• **Metin**
ABD öncülüğündeki Orta Doğu savaşında Arap ülkelerinin tercihleri ne olacak?
811915_0-768x527.jpg
Araplar, ABD öncülüğündeki Orta Doğu savaşında çoklu ittifaka geçişlerini açıkça sergiliyorlar. İsrail-İran anlaşmazlığının altındaki zemin sistemik açıdan değişiyor. Körfez ülkelerinin İran'a yönelik operasyonlar için hava sahalarını İsrail'e (ve ABD'ye) kapatmasının askeri sonuçları çok büyük olacaktır.
İNTİZAR - Reuters Cuma günü Basra Körfezi'ndeki üç kaynağa dayandırdığı haberinde bölge ülkelerinin “çapraz ateşte kalmaktan kaçınma çabalarının bir parçası olarak” İsrail'in İran'ın petrol sahalarına saldırmasını engellemek için Washington'da lobi yaptıklarını bildirdi. Reuters'in özel haberinde Suudi Arabistan, Birleşik Arap Emirlikleri ve Katar'ın da İsrail'in İran'a yönelik herhangi bir saldırı için kendi hava sahaları üzerinden uçmasına izin vermeyecekleri belirtildi. 
 
Bu hamleler, İran'ın Sünni Körfez komşularını Washington üzerindeki nüfuzlarını kullanmaya ikna etmek için yürüttüğü diplomatik çabaların ardından geldi. Suudi Arabistan, Mart 2023'te Çin'in aracılık ettiği yakınlaşmayla başlayan İran'la normalleşme sürecini devam ettirmeye kararlı olduğunu Biden yönetimine iletti. İran-Suudi yumuşamasının ikinci yılında gelen bu teyit, Arap devletlerinin İran'a karşı bir 'istekliler koalisyonuna' katılabileceği yönündeki umut kırıntılarına da son veriyor. 
 
Buradaki büyük resim, Körfez ülkelerinin kendilerini bölgelerinde - ve küresel olarak - devam eden güç dağılımına en önemli katkıda bulunanlar arasında konumlandırmalarıdır. Tahran ve Riyad, komşuluğu sorumlu bir şekilde paylaşmanın yollarını buldular. Arap dünyasının şimdiden ABD ve Batı sonrası döneme girdiğini söylemek yerinde olacaktır.

• **Görevler**
- 1) Metne göre İsrail'in İran'a yönelik herhangi bir saldırı için kendi hava sahaları üzerinden uçmasına izin vermeyecek ülkeler hangileridir? Hepsini sırala.
- 2) Listenin başından "chart-title: 各银行票据占比 [445,5,586,29]" geçen satıra kadar olan kısmı (iki uç da dahil) yeniden yaz. Bu sırada "legend-swatch-marker" ifadesini "legend-color-box" ile değiştir, geri kalan her şey aynı kalsın.

• **Veri Kayıtları**
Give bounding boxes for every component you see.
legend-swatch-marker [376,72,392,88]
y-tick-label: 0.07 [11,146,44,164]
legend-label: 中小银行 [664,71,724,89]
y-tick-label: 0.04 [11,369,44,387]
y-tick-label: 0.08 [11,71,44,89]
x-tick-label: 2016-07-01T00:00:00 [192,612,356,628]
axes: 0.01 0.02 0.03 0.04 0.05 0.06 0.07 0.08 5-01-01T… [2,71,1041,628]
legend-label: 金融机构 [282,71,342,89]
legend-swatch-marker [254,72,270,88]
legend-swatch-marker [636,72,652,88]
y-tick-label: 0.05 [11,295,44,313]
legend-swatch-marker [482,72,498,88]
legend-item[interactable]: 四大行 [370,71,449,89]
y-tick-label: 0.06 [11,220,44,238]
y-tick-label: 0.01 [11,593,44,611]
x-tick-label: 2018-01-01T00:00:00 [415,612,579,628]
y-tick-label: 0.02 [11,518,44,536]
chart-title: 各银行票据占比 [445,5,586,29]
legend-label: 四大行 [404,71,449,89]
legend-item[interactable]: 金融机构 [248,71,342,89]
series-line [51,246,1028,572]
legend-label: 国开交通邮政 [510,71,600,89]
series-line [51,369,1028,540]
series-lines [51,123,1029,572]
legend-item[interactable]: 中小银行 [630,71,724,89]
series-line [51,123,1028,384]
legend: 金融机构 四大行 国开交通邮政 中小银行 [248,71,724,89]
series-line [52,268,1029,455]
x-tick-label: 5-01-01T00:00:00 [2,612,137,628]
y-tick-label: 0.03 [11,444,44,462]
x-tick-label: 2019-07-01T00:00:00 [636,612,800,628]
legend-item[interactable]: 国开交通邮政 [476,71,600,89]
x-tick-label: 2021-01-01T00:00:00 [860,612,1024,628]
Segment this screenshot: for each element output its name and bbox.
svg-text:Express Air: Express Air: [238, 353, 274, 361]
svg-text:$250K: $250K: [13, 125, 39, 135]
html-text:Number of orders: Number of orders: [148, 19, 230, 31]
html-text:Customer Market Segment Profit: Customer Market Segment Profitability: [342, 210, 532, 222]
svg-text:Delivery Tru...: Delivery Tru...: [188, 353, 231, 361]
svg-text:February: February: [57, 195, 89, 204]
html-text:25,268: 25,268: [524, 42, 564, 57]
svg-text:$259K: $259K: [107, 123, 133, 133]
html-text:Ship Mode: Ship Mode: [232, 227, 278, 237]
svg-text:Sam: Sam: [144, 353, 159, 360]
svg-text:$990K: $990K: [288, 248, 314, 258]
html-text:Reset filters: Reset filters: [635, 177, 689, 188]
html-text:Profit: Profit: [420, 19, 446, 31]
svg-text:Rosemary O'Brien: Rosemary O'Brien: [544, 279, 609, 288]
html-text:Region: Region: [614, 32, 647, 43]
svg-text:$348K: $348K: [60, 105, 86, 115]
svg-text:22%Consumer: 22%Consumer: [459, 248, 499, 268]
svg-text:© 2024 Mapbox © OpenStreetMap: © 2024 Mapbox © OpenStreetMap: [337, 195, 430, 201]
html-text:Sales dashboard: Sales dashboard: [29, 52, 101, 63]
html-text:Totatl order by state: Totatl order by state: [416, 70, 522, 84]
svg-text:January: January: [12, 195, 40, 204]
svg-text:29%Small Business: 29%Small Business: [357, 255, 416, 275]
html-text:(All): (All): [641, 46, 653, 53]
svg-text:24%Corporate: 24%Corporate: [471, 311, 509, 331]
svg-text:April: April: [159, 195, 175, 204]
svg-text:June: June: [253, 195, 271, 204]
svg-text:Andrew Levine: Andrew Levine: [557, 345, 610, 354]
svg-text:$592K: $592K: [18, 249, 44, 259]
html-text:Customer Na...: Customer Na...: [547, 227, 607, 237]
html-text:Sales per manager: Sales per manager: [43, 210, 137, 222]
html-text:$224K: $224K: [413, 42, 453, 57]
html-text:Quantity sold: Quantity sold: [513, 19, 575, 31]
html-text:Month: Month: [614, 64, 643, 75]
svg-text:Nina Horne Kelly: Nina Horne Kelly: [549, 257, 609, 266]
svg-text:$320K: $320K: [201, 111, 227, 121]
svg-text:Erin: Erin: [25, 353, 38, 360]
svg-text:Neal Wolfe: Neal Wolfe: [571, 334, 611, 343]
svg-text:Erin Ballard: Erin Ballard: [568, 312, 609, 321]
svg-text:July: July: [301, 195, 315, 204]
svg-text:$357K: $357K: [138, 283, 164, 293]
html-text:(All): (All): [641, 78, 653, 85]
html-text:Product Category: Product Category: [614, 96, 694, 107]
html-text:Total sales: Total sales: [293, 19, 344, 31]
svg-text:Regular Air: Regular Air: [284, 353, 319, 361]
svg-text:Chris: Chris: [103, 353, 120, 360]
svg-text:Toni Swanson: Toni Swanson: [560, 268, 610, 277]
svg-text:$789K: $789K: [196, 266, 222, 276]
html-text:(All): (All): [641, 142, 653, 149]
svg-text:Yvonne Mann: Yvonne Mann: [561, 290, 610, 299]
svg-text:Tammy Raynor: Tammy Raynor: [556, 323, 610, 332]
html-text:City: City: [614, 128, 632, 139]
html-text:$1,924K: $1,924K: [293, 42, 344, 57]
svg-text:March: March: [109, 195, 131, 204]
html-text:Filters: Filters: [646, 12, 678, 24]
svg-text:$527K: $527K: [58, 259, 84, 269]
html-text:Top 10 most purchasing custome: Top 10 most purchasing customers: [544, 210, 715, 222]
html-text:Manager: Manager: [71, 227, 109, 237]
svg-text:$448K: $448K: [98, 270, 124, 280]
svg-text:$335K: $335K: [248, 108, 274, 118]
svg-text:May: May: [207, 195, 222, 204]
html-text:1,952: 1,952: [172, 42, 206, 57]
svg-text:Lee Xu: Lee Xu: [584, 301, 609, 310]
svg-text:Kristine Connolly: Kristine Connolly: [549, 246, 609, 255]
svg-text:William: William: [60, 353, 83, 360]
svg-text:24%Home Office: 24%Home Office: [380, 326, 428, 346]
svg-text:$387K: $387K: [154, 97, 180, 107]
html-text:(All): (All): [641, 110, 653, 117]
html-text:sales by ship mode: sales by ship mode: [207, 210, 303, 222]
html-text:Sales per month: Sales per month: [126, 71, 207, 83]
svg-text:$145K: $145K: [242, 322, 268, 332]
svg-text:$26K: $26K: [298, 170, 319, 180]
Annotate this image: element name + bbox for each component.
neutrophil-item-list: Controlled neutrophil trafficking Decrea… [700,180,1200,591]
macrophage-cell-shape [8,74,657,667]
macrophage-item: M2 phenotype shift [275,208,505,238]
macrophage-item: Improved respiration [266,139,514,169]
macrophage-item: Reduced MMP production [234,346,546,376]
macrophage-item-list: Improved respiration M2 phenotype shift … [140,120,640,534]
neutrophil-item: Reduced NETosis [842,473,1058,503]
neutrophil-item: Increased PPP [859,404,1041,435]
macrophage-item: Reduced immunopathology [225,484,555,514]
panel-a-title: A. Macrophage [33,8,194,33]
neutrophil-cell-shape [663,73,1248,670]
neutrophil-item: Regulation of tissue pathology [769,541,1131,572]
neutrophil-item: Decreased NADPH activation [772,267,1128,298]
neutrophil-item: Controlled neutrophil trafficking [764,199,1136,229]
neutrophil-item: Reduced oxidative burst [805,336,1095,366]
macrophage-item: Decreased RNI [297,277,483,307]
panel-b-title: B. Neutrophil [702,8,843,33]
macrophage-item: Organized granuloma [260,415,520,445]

• **Görev Yanıtları**
- 1) Suudi Arabistan, Birleşik Arap Emirlikleri, Katar

- 2)
Give bounding boxes for every component you see.
legend-color-box [376,72,392,88]
y-tick-label: 0.07 [11,146,44,164]
legend-label: 中小银行 [664,71,724,89]
y-tick-label: 0.04 [11,369,44,387]
y-tick-label: 0.08 [11,71,44,89]
x-tick-label: 2016-07-01T00:00:00 [192,612,356,628]
axes: 0.01 0.02 0.03 0.04 0.05 0.06 0.07 0.08 5-01-01T… [2,71,1041,628]
legend-label: 金融机构 [282,71,342,89]
legend-color-box [254,72,270,88]
legend-color-box [636,72,652,88]
y-tick-label: 0.05 [11,295,44,313]
legend-color-box [482,72,498,88]
legend-item[interactable]: 四大行 [370,71,449,89]
y-tick-label: 0.06 [11,220,44,238]
y-tick-label: 0.01 [11,593,44,611]
x-tick-label: 2018-01-01T00:00:00 [415,612,579,628]
y-tick-label: 0.02 [11,518,44,536]
chart-title: 各银行票据占比 [445,5,586,29]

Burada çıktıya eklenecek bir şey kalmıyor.